[start Exercise material]
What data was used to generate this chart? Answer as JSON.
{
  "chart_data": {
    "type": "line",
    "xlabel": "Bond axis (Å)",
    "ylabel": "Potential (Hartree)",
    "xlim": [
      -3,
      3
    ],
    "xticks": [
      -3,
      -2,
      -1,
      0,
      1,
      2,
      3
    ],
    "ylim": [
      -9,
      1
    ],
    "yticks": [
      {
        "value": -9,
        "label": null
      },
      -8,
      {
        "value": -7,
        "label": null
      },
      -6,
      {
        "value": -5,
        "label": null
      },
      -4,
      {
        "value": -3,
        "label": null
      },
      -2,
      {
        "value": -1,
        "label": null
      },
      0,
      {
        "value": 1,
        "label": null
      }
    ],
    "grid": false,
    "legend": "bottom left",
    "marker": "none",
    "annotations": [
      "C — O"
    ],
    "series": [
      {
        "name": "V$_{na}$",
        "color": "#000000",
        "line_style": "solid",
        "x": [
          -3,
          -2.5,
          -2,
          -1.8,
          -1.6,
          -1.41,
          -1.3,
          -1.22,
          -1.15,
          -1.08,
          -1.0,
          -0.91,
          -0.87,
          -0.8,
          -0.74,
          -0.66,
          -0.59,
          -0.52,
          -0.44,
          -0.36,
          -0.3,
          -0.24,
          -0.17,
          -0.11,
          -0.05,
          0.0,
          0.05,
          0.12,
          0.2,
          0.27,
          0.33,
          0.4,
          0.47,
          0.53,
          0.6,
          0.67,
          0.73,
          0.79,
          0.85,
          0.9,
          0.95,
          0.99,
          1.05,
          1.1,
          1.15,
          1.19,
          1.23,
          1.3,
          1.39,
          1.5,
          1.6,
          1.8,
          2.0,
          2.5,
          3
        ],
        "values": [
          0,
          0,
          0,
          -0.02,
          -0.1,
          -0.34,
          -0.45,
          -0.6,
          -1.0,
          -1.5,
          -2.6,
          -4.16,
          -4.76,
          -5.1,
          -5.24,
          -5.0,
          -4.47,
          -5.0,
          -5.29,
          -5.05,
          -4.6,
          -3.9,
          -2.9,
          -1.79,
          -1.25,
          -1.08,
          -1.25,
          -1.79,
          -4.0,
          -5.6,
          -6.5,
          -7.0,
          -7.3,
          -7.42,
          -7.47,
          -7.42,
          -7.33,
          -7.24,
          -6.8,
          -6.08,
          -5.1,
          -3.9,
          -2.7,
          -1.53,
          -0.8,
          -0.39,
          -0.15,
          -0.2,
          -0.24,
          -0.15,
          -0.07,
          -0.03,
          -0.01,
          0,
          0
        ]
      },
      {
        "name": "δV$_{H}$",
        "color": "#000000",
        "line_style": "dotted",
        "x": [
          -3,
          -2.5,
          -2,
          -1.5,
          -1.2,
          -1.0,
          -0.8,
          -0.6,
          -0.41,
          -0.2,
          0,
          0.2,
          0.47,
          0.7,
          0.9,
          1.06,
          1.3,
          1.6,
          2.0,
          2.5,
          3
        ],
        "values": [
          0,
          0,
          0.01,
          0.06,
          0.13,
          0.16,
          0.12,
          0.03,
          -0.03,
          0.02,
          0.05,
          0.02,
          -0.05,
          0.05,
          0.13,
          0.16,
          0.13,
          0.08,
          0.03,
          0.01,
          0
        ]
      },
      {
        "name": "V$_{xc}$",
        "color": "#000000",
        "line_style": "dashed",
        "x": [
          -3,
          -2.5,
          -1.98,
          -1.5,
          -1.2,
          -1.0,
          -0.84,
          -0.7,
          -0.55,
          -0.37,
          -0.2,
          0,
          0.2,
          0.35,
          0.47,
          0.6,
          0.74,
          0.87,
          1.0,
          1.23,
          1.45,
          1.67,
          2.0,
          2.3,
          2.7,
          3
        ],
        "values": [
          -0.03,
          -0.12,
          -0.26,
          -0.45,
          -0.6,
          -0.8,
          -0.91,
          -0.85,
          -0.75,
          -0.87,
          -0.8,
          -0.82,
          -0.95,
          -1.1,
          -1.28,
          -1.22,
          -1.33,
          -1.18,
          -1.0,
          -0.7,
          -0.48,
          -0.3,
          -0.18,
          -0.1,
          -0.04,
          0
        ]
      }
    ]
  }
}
[end Exercise material]
Your goal: Write out all the lines again, exactly as they are.

Completed exercise:
What data was used to generate this chart? Answer as JSON.
{
  "chart_data": {
    "type": "line",
    "xlabel": "Bond axis (Å)",
    "ylabel": "Potential (Hartree)",
    "xlim": [
      -3,
      3
    ],
    "xticks": [
      -3,
      -2,
      -1,
      0,
      1,
      2,
      3
    ],
    "ylim": [
      -9,
      1
    ],
    "yticks": [
      {
        "value": -9,
        "label": null
      },
      -8,
      {
        "value": -7,
        "label": null
      },
      -6,
      {
        "value": -5,
        "label": null
      },
      -4,
      {
        "value": -3,
        "label": null
      },
      -2,
      {
        "value": -1,
        "label": null
      },
      0,
      {
        "value": 1,
        "label": null
      }
    ],
    "grid": false,
    "legend": "bottom left",
    "marker": "none",
    "annotations": [
      "C — O"
    ],
    "series": [
      {
        "name": "V$_{na}$",
        "color": "#000000",
        "line_style": "solid",
        "x": [
          -3,
          -2.5,
          -2,
          -1.8,
          -1.6,
          -1.41,
          -1.3,
          -1.22,
          -1.15,
          -1.08,
          -1.0,
          -0.91,
          -0.87,
          -0.8,
          -0.74,
          -0.66,
          -0.59,
          -0.52,
          -0.44,
          -0.36,
          -0.3,
          -0.24,
          -0.17,
          -0.11,
          -0.05,
          0.0,
          0.05,
          0.12,
          0.2,
          0.27,
          0.33,
          0.4,
          0.47,
          0.53,
          0.6,
          0.67,
          0.73,
          0.79,
          0.85,
          0.9,
          0.95,
          0.99,
          1.05,
          1.1,
          1.15,
          1.19,
          1.23,
          1.3,
          1.39,
          1.5,
          1.6,
          1.8,
          2.0,
          2.5,
          3
        ],
        "values": [
          0,
          0,
          0,
          -0.02,
          -0.1,
          -0.34,
          -0.45,
          -0.6,
          -1.0,
          -1.5,
          -2.6,
          -4.16,
          -4.76,
          -5.1,
          -5.24,
          -5.0,
          -4.47,
          -5.0,
          -5.29,
          -5.05,
          -4.6,
          -3.9,
          -2.9,
          -1.79,
          -1.25,
          -1.08,
          -1.25,
          -1.79,
          -4.0,
          -5.6,
          -6.5,
          -7.0,
          -7.3,
          -7.42,
          -7.47,
          -7.42,
          -7.33,
          -7.24,
          -6.8,
          -6.08,
          -5.1,
          -3.9,
          -2.7,
          -1.53,
          -0.8,
          -0.39,
          -0.15,
          -0.2,
          -0.24,
          -0.15,
          -0.07,
          -0.03,
          -0.01,
          0,
          0
        ]
      },
      {
        "name": "δV$_{H}$",
        "color": "#000000",
        "line_style": "dotted",
        "x": [
          -3,
          -2.5,
          -2,
          -1.5,
          -1.2,
          -1.0,
          -0.8,
          -0.6,
          -0.41,
          -0.2,
          0,
          0.2,
          0.47,
          0.7,
          0.9,
          1.06,
          1.3,
          1.6,
          2.0,
          2.5,
          3
        ],
        "values": [
          0,
          0,
          0.01,
          0.06,
          0.13,
          0.16,
          0.12,
          0.03,
          -0.03,
          0.02,
          0.05,
          0.02,
          -0.05,
          0.05,
          0.13,
          0.16,
          0.13,
          0.08,
          0.03,
          0.01,
          0
        ]
      },
      {
        "name": "V$_{xc}$",
        "color": "#000000",
        "line_style": "dashed",
        "x": [
          -3,
          -2.5,
          -1.98,
          -1.5,
          -1.2,
          -1.0,
          -0.84,
          -0.7,
          -0.55,
          -0.37,
          -0.2,
          0,
          0.2,
          0.35,
          0.47,
          0.6,
          0.74,
          0.87,
          1.0,
          1.23,
          1.45,
          1.67,
          2.0,
          2.3,
          2.7,
          3
        ],
        "values": [
          -0.03,
          -0.12,
          -0.26,
          -0.45,
          -0.6,
          -0.8,
          -0.91,
          -0.85,
          -0.75,
          -0.87,
          -0.8,
          -0.82,
          -0.95,
          -1.1,
          -1.28,
          -1.22,
          -1.33,
          -1.18,
          -1.0,
          -0.7,
          -0.48,
          -0.3,
          -0.18,
          -0.1,
          -0.04,
          0
        ]
      }
    ]
  }
}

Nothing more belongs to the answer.